*** Dataset records

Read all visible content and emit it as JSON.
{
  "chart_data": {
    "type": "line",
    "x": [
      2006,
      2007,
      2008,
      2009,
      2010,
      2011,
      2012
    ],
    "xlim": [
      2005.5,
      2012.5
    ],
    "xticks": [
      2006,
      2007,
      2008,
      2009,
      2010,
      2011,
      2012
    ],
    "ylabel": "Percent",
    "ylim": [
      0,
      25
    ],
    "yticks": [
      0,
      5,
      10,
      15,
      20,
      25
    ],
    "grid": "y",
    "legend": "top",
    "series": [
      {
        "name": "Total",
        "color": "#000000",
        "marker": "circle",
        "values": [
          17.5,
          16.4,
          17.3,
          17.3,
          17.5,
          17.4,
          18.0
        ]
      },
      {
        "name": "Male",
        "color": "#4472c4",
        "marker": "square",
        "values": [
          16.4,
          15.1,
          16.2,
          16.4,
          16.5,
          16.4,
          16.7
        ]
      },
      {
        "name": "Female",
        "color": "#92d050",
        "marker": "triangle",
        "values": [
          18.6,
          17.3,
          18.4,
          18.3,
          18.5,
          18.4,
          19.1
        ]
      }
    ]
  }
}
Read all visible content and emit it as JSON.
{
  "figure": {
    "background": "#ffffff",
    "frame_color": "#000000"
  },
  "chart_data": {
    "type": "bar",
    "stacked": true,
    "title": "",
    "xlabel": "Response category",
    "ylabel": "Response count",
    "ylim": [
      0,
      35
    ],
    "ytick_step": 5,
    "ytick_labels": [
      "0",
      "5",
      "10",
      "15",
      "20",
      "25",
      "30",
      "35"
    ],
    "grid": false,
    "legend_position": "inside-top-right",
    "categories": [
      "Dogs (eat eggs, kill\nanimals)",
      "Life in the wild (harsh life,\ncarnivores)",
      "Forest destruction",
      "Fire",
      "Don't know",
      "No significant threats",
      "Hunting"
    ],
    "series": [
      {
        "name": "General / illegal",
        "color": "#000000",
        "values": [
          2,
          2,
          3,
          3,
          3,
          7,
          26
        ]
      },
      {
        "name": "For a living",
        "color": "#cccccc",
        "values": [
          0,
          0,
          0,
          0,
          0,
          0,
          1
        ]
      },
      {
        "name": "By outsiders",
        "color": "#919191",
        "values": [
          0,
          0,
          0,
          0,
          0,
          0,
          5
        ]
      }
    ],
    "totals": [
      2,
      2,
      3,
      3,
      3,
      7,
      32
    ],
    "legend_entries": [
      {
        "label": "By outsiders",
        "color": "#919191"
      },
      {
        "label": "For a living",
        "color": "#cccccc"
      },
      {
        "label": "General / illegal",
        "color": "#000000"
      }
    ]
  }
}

******

▶ **Exercise**: Copy every record above exactly as it appears.

▶ **Answer to this problem**:
Read all visible content and emit it as JSON.
{
  "chart_data": {
    "type": "line",
    "x": [
      2006,
      2007,
      2008,
      2009,
      2010,
      2011,
      2012
    ],
    "xlim": [
      2005.5,
      2012.5
    ],
    "xticks": [
      2006,
      2007,
      2008,
      2009,
      2010,
      2011,
      2012
    ],
    "ylabel": "Percent",
    "ylim": [
      0,
      25
    ],
    "yticks": [
      0,
      5,
      10,
      15,
      20,
      25
    ],
    "grid": "y",
    "legend": "top",
    "series": [
      {
        "name": "Total",
        "color": "#000000",
        "marker": "circle",
        "values": [
          17.5,
          16.4,
          17.3,
          17.3,
          17.5,
          17.4,
          18.0
        ]
      },
      {
        "name": "Male",
        "color": "#4472c4",
        "marker": "square",
        "values": [
          16.4,
          15.1,
          16.2,
          16.4,
          16.5,
          16.4,
          16.7
        ]
      },
      {
        "name": "Female",
        "color": "#92d050",
        "marker": "triangle",
        "values": [
          18.6,
          17.3,
          18.4,
          18.3,
          18.5,
          18.4,
          19.1
        ]
      }
    ]
  }
}
Read all visible content and emit it as JSON.
{
  "figure": {
    "background": "#ffffff",
    "frame_color": "#000000"
  },
  "chart_data": {
    "type": "bar",
    "stacked": true,
    "title": "",
    "xlabel": "Response category",
    "ylabel": "Response count",
    "ylim": [
      0,
      35
    ],
    "ytick_step": 5,
    "ytick_labels": [
      "0",
      "5",
      "10",
      "15",
      "20",
      "25",
      "30",
      "35"
    ],
    "grid": false,
    "legend_position": "inside-top-right",
    "categories": [
      "Dogs (eat eggs, kill\nanimals)",
      "Life in the wild (harsh life,\ncarnivores)",
      "Forest destruction",
      "Fire",
      "Don't know",
      "No significant threats",
      "Hunting"
    ],
    "series": [
      {
        "name": "General / illegal",
        "color": "#000000",
        "values": [
          2,
          2,
          3,
          3,
          3,
          7,
          26
        ]
      },
      {
        "name": "For a living",
        "color": "#cccccc",
        "values": [
          0,
          0,
          0,
          0,
          0,
          0,
          1
        ]
      },
      {
        "name": "By outsiders",
        "color": "#919191",
        "values": [
          0,
          0,
          0,
          0,
          0,
          0,
          5
        ]
      }
    ],
    "totals": [
      2,
      2,
      3,
      3,
      3,
      7,
      32
    ],
    "legend_entries": [
      {
        "label": "By outsiders",
        "color": "#919191"
      },
      {
        "label": "For a living",
        "color": "#cccccc"
      },
      {
        "label": "General / illegal",
        "color": "#000000"
      }
    ]
  }
}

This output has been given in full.